Direction:
Assemble all lines in which the string "Государь" appears.

(Data listing)
※
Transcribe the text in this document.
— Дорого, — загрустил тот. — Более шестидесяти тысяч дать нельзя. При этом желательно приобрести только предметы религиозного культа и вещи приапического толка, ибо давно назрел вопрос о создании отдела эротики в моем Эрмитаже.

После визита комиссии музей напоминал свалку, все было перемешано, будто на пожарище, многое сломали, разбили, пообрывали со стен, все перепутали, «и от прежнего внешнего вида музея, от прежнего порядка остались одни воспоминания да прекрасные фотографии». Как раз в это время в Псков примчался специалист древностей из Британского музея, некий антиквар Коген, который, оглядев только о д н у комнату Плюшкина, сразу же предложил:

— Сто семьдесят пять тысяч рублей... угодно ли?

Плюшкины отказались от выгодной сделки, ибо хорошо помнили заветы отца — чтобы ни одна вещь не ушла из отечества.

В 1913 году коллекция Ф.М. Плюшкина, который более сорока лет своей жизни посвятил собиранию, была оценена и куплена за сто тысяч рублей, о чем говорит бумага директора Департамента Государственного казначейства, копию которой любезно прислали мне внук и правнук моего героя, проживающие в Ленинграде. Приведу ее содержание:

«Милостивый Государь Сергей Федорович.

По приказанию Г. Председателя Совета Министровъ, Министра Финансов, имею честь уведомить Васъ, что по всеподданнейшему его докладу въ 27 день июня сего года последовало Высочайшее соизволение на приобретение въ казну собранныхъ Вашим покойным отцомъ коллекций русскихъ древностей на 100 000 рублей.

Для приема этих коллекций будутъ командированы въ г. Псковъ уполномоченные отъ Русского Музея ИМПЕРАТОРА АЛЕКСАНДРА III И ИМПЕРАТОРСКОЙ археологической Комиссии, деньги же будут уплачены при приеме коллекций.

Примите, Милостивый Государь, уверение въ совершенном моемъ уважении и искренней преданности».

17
※
Correct result:
«Милостивый Государь Сергей Федорович.
Примите, Милостивый Государь, уверение въ совершенном моемъ уважении и искренней преданности».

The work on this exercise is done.